### Exercise objective
Find every line in the records that holds the string "Zealand". Copy each one.

### Data to process
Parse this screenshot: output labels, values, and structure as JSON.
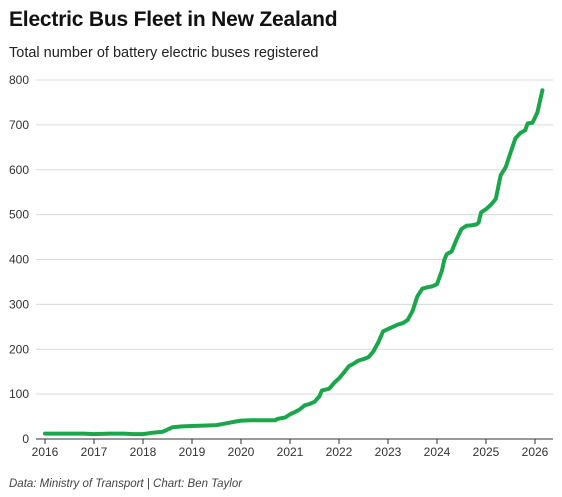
{
  "title": "Electric Bus Fleet in New Zealand",
  "subtitle": "Total number of battery electric buses registered",
  "source": "Data: Ministry of Transport | Chart: Ben Taylor",
  "colors": {
    "line": "#1aa64a",
    "grid": "#d9d9d9",
    "axis": "#333333"
  },
  "chart_data": {
    "type": "line",
    "title": "Electric Bus Fleet in New Zealand",
    "subtitle": "Total number of battery electric buses registered",
    "xlabel": "",
    "ylabel": "",
    "xlim": [
      2016,
      2026.25
    ],
    "ylim": [
      0,
      800
    ],
    "grid": true,
    "legend": "none",
    "x_ticks": [
      2016,
      2017,
      2018,
      2019,
      2020,
      2021,
      2022,
      2023,
      2024,
      2025,
      2026
    ],
    "x_tick_labels": [
      "2016",
      "2017",
      "2018",
      "2019",
      "2020",
      "2021",
      "2022",
      "2023",
      "2024",
      "2025",
      "2026"
    ],
    "y_ticks": [
      0,
      100,
      200,
      300,
      400,
      500,
      600,
      700,
      800
    ],
    "y_tick_labels": [
      "0",
      "100",
      "200",
      "300",
      "400",
      "500",
      "600",
      "700",
      "800"
    ],
    "series": [
      {
        "points": [
          [
            2016.0,
            12
          ],
          [
            2016.5,
            12
          ],
          [
            2016.8,
            12
          ],
          [
            2017.0,
            11
          ],
          [
            2017.3,
            12
          ],
          [
            2017.6,
            12
          ],
          [
            2017.8,
            11
          ],
          [
            2018.0,
            11
          ],
          [
            2018.2,
            14
          ],
          [
            2018.4,
            16
          ],
          [
            2018.5,
            21
          ],
          [
            2018.6,
            26
          ],
          [
            2018.8,
            28
          ],
          [
            2019.0,
            29
          ],
          [
            2019.3,
            30
          ],
          [
            2019.5,
            31
          ],
          [
            2019.7,
            35
          ],
          [
            2019.85,
            38
          ],
          [
            2020.0,
            41
          ],
          [
            2020.2,
            42
          ],
          [
            2020.5,
            42
          ],
          [
            2020.7,
            42
          ],
          [
            2020.75,
            45
          ],
          [
            2020.9,
            48
          ],
          [
            2021.0,
            55
          ],
          [
            2021.1,
            60
          ],
          [
            2021.2,
            66
          ],
          [
            2021.3,
            75
          ],
          [
            2021.4,
            78
          ],
          [
            2021.5,
            83
          ],
          [
            2021.6,
            95
          ],
          [
            2021.65,
            108
          ],
          [
            2021.8,
            112
          ],
          [
            2021.9,
            125
          ],
          [
            2022.0,
            135
          ],
          [
            2022.1,
            148
          ],
          [
            2022.2,
            162
          ],
          [
            2022.3,
            168
          ],
          [
            2022.4,
            175
          ],
          [
            2022.5,
            178
          ],
          [
            2022.6,
            182
          ],
          [
            2022.7,
            195
          ],
          [
            2022.8,
            215
          ],
          [
            2022.9,
            240
          ],
          [
            2023.0,
            245
          ],
          [
            2023.1,
            250
          ],
          [
            2023.2,
            255
          ],
          [
            2023.3,
            258
          ],
          [
            2023.4,
            265
          ],
          [
            2023.5,
            285
          ],
          [
            2023.6,
            318
          ],
          [
            2023.7,
            335
          ],
          [
            2023.8,
            338
          ],
          [
            2023.9,
            340
          ],
          [
            2024.0,
            345
          ],
          [
            2024.1,
            375
          ],
          [
            2024.15,
            400
          ],
          [
            2024.2,
            412
          ],
          [
            2024.3,
            418
          ],
          [
            2024.4,
            445
          ],
          [
            2024.5,
            468
          ],
          [
            2024.6,
            475
          ],
          [
            2024.7,
            476
          ],
          [
            2024.8,
            478
          ],
          [
            2024.85,
            482
          ],
          [
            2024.9,
            505
          ],
          [
            2025.0,
            512
          ],
          [
            2025.1,
            522
          ],
          [
            2025.2,
            535
          ],
          [
            2025.3,
            588
          ],
          [
            2025.4,
            605
          ],
          [
            2025.5,
            638
          ],
          [
            2025.6,
            670
          ],
          [
            2025.7,
            682
          ],
          [
            2025.8,
            688
          ],
          [
            2025.85,
            703
          ],
          [
            2025.95,
            705
          ],
          [
            2026.05,
            728
          ],
          [
            2026.15,
            777
          ]
        ]
      }
    ]
  }
}
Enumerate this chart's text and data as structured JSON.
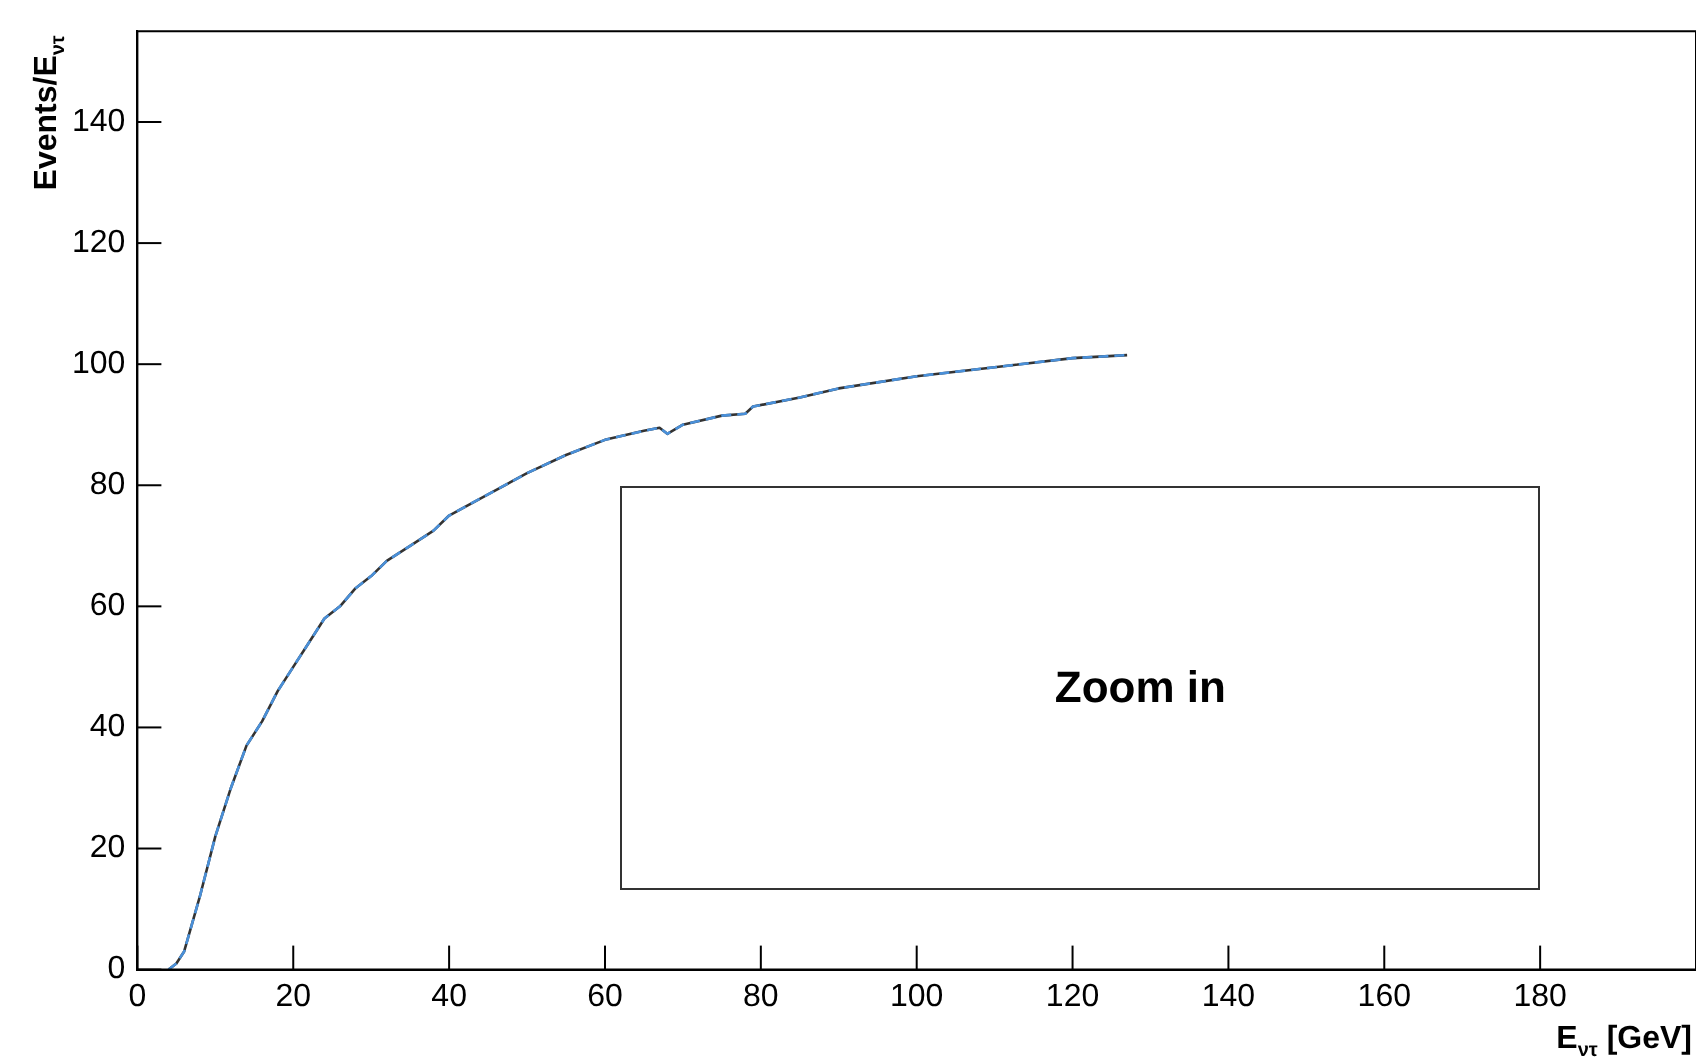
{
  "chart_data": {
    "type": "line",
    "xlabel": "E$_{ντ}$ [GeV]",
    "ylabel": "Events/E$_{ντ}$",
    "annotations": [
      "Zoom in"
    ],
    "xlim": [
      0,
      200
    ],
    "xticks": [
      0,
      20,
      40,
      60,
      80,
      100,
      120,
      140,
      160,
      180
    ],
    "ylim": [
      0,
      155
    ],
    "yticks": [
      0,
      20,
      40,
      60,
      80,
      100,
      120,
      140
    ],
    "grid": false,
    "legend": false,
    "marker": "none",
    "x": [
      4,
      5,
      6,
      8,
      10,
      12,
      14,
      16,
      18,
      20,
      22,
      24,
      26,
      28,
      30,
      32,
      35,
      38,
      40,
      45,
      50,
      55,
      60,
      65,
      67,
      68,
      70,
      75,
      78,
      79,
      85,
      90,
      100,
      110,
      120,
      127
    ],
    "series": [
      {
        "color": "#333333",
        "line_style": "solid",
        "values": [
          0,
          1,
          3,
          12,
          22,
          30,
          37,
          41,
          46,
          50,
          54,
          58,
          60,
          63,
          65,
          67.5,
          70,
          72.5,
          75,
          78.5,
          82,
          85,
          87.5,
          89,
          89.5,
          88.5,
          90,
          91.5,
          91.8,
          93,
          94.5,
          96,
          98,
          99.5,
          101,
          101.5
        ]
      },
      {
        "color": "#4a90d9",
        "line_style": "dashed",
        "values": [
          0,
          1,
          3,
          12,
          22,
          30,
          37,
          41,
          46,
          50,
          54,
          58,
          60,
          63,
          65,
          67.5,
          70,
          72.5,
          75,
          78.5,
          82,
          85,
          87.5,
          89,
          89.5,
          88.5,
          90,
          91.5,
          91.8,
          93,
          94.5,
          96,
          98,
          99.5,
          101,
          101.5
        ]
      }
    ]
  }
}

### Result for this exercise
  "title": "Electric Bus Fleet in New Zealand",
    "title": "Electric Bus Fleet in New Zealand",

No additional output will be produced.